- GIVEN EXERCISE -
Find how many lines contain "hµng" and state only that number.

Data entries:
____
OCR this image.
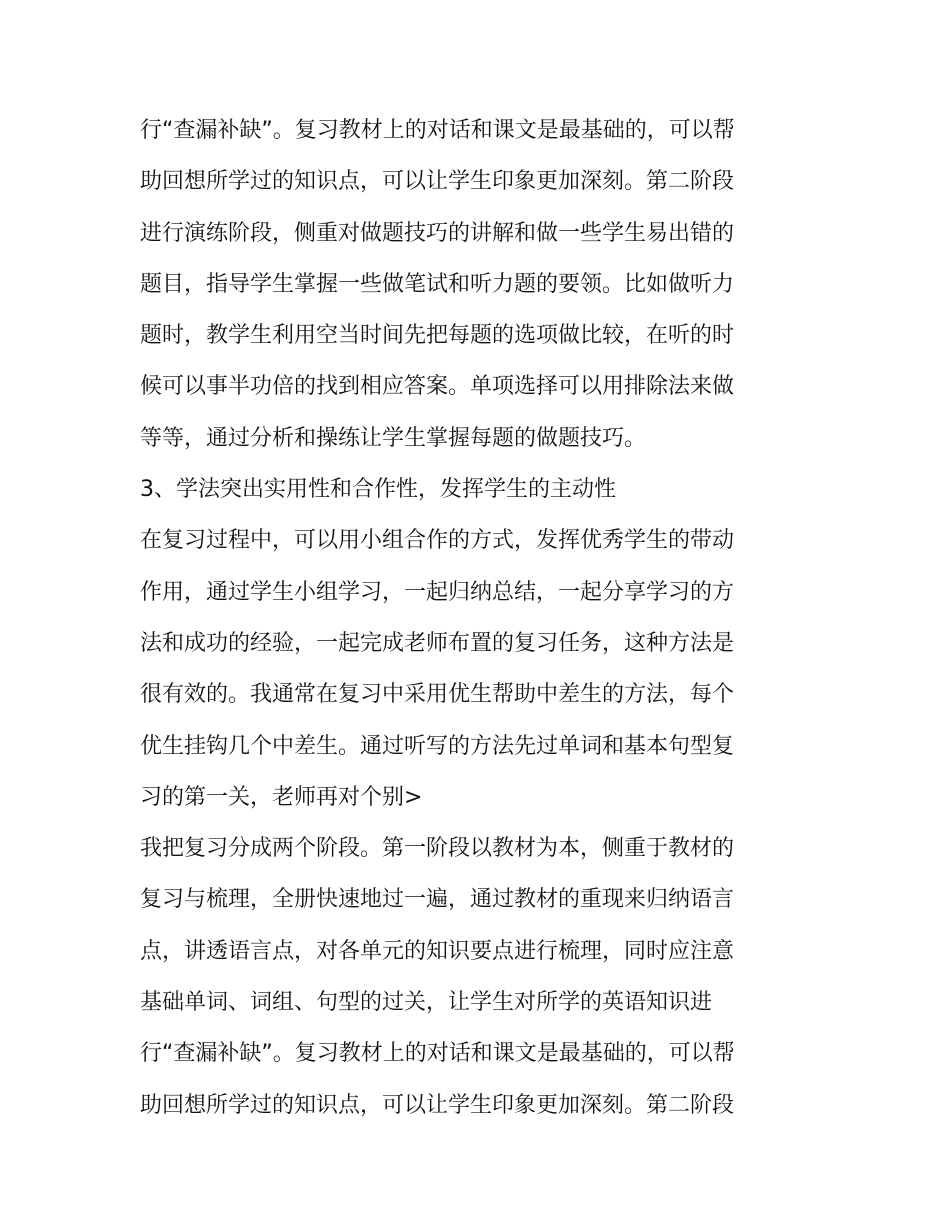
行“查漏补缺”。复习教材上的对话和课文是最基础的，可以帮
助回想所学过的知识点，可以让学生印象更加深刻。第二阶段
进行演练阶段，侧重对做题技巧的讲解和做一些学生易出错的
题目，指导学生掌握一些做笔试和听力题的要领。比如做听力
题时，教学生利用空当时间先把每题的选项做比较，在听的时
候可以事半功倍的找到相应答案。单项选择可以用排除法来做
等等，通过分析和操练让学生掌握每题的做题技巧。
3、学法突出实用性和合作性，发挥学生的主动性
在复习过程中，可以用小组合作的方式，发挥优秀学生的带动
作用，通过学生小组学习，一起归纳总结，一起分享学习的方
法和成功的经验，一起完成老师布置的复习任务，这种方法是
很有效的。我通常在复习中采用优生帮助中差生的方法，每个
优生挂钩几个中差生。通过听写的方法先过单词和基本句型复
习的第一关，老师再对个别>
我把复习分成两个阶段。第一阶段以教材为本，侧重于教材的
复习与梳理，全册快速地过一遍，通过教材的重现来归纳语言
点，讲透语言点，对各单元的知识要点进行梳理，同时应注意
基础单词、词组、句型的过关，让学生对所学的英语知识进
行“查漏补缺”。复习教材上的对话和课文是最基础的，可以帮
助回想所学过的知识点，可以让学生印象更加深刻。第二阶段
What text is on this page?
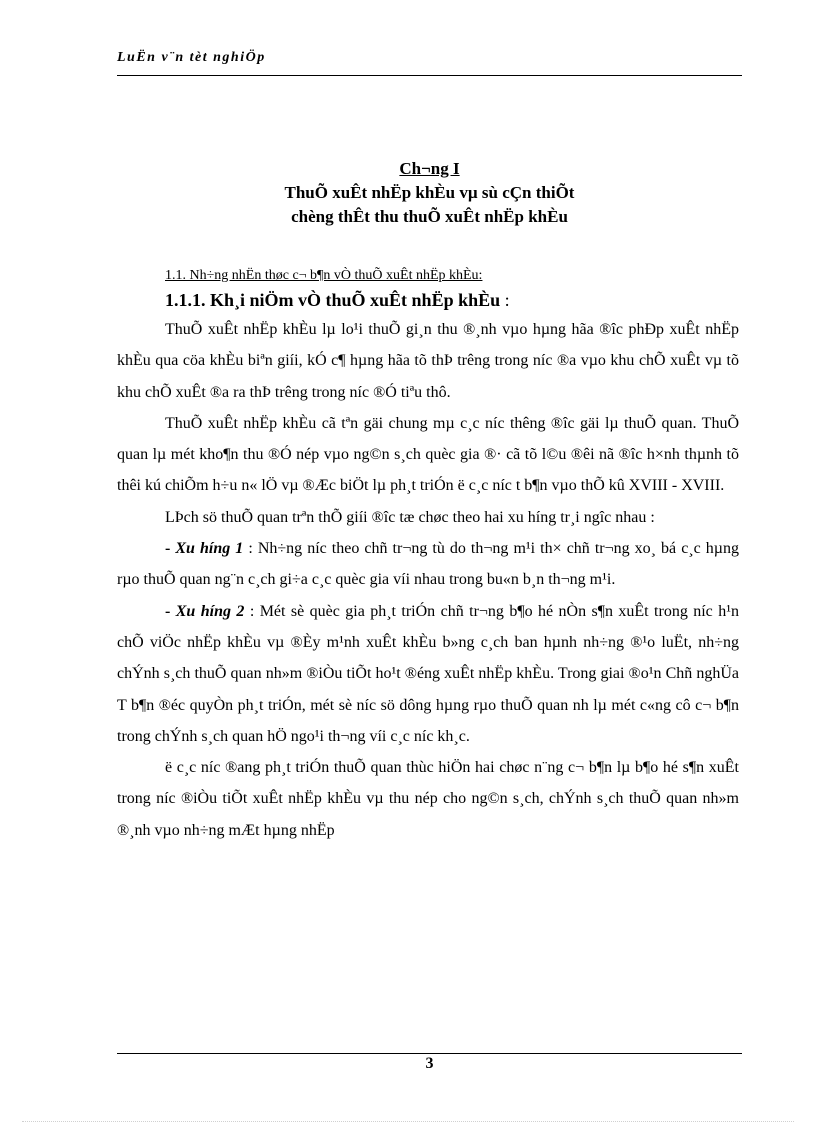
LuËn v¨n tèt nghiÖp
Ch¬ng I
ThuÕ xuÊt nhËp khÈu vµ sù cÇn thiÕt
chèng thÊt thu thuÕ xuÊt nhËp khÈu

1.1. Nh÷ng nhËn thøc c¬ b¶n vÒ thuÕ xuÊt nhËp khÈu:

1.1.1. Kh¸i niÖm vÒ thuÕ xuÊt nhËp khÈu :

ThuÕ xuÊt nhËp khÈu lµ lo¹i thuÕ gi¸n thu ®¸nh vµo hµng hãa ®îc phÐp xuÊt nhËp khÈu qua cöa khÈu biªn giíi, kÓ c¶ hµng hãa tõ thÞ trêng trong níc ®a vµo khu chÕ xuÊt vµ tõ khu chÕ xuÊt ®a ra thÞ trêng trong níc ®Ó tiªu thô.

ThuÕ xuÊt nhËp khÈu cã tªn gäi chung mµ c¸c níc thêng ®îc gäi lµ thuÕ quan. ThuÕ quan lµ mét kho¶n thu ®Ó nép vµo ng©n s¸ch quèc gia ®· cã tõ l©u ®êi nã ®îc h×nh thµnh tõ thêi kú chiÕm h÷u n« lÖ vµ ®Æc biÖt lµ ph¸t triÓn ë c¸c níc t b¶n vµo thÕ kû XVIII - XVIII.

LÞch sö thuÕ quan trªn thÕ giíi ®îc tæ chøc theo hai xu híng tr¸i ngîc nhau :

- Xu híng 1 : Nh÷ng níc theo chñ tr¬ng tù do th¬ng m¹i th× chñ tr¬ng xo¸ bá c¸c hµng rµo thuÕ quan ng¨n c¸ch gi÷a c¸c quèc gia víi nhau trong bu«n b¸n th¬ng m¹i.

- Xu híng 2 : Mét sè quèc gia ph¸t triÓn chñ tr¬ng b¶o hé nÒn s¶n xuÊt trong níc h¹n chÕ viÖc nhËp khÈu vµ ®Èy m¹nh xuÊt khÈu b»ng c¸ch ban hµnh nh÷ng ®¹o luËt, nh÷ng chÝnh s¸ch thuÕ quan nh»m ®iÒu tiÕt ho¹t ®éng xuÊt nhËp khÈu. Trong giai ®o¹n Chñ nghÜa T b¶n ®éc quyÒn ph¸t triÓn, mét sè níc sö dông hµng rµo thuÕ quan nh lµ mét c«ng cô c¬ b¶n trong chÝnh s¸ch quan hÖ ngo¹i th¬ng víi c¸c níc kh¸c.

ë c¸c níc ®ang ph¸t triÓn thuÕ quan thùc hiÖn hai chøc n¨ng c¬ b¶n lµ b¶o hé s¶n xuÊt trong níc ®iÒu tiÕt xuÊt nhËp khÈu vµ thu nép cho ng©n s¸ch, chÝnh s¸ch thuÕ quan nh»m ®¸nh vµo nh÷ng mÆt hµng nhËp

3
____
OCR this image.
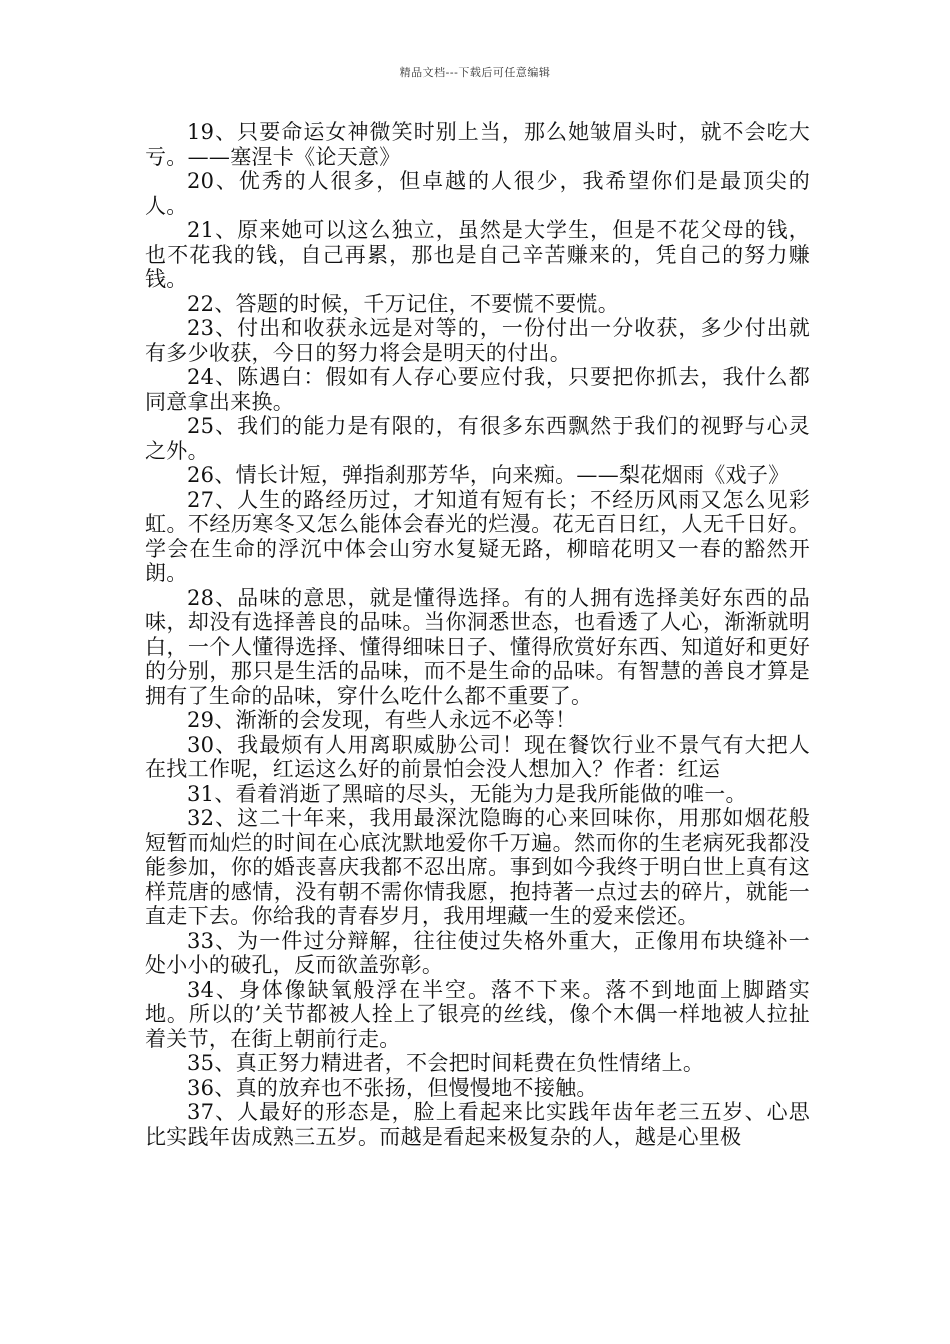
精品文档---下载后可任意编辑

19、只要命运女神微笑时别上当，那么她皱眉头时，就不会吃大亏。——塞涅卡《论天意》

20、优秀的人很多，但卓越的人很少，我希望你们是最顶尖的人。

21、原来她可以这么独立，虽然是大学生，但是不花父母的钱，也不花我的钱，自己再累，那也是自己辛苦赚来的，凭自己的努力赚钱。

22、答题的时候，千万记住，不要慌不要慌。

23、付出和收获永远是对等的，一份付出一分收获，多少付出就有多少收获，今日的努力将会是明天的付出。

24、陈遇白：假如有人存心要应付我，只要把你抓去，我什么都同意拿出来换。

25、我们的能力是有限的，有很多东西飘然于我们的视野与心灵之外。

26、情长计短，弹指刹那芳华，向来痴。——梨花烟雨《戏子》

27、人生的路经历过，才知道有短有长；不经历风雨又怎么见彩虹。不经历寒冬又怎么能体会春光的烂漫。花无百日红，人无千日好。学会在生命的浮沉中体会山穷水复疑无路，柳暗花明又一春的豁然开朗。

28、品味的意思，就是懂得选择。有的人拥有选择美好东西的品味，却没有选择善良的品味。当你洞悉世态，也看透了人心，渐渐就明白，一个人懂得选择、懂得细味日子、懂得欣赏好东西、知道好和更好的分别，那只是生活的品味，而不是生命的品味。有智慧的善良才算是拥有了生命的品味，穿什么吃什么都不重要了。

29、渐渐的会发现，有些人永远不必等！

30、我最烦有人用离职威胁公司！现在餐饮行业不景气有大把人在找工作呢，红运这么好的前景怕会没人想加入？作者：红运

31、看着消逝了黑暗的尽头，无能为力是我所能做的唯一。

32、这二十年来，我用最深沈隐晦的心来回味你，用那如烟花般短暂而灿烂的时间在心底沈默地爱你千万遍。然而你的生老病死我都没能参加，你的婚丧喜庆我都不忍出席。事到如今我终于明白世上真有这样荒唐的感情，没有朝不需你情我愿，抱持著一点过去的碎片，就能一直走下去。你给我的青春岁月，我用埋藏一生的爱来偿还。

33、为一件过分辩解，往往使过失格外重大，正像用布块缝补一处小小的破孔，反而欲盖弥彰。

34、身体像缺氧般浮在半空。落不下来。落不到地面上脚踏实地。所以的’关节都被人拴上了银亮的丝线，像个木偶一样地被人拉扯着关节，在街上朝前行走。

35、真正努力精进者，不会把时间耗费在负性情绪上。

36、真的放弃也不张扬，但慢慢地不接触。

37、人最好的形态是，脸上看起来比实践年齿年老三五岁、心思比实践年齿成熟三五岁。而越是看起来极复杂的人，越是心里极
____
- THE OUTPUT -
4